- [SOURCE PASSAGE]:
★ ★ ★ ★

1

I'd like to do progressive validation of an email address. By that I mean I would like to validate, as a string is being provided one character at a time, whether or not the current string represents a valid beginning of an email address.

Note that I'm aware of this and other similar answers that provide excellent patterns for matching a complete email address. What I'm looking for is slightly different.

I'd like to know, given a regex pattern, say the below pattern as described in the link above, if there's a general way to say if a given string represents a valid beginning of the pattern.

★ ★ ★ ★

- [Layout dataset entries]:
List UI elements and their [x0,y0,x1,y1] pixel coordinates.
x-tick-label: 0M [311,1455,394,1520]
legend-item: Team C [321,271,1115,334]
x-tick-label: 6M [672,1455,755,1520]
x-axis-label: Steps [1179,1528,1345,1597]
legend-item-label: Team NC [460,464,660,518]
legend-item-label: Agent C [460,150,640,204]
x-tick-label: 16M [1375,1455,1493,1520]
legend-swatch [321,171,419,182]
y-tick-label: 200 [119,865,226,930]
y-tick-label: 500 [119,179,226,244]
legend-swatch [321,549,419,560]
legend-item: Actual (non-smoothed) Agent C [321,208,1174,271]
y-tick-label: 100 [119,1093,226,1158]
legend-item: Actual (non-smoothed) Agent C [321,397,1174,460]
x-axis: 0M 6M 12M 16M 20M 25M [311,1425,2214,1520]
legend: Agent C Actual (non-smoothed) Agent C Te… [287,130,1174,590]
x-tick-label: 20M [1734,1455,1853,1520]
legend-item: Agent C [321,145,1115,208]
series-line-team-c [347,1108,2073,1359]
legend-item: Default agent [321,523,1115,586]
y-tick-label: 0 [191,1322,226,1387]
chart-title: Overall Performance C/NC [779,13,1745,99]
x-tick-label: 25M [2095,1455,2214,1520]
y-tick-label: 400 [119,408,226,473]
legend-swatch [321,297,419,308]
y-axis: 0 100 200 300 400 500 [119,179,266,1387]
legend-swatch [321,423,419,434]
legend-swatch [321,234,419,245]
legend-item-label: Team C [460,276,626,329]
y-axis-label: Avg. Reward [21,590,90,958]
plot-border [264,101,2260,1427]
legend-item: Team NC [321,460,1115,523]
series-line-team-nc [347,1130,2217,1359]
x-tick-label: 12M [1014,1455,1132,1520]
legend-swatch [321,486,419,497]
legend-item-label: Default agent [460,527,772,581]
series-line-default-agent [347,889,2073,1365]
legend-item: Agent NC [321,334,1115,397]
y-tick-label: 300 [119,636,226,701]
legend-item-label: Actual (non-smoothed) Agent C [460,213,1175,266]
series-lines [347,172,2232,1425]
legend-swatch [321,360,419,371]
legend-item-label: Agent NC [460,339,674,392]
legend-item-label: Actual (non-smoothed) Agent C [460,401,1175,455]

★ ★ ★ ★

In the progressive email validation post, reproduce the passage between "Note that I'm" and "of the pattern.", inclusive, substituting "regular expression" for "regex".

Note that I'm aware of this and other similar answers that provide excellent patterns for matching a complete email address. What I'm looking for is slightly different.

I'd like to know, given a regular expression pattern, say the below pattern as described in the link above, if there's a general way to say if a given string represents a valid beginning of the pattern.